(Records about charts and figures)
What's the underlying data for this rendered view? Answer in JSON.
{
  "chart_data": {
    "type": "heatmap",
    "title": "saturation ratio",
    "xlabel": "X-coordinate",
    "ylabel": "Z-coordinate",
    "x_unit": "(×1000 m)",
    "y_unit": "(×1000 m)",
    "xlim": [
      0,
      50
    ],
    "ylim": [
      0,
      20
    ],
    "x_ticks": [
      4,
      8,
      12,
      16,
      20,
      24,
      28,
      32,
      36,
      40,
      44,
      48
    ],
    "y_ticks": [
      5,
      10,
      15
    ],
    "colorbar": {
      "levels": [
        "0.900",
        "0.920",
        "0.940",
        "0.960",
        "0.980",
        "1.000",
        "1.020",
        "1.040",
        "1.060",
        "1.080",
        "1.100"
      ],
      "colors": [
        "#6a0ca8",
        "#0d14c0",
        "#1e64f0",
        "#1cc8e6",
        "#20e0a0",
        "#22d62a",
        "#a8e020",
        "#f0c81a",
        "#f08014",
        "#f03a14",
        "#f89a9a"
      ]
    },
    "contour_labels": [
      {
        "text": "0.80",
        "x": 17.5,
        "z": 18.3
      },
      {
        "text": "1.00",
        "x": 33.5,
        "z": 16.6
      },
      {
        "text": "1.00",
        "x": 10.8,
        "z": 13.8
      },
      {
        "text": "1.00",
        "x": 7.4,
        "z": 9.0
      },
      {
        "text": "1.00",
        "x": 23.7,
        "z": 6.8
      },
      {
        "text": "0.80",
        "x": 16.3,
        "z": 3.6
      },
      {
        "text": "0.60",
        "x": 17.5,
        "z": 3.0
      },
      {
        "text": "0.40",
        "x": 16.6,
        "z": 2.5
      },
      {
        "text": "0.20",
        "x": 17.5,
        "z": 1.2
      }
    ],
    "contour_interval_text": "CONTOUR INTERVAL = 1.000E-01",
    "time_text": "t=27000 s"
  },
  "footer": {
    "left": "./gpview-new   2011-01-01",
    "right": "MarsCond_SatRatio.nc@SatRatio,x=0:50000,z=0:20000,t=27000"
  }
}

- _Short exercise_:
Each line of the material that holds the string "coordinate" counts once; give the total alone.

- _Answer_:
2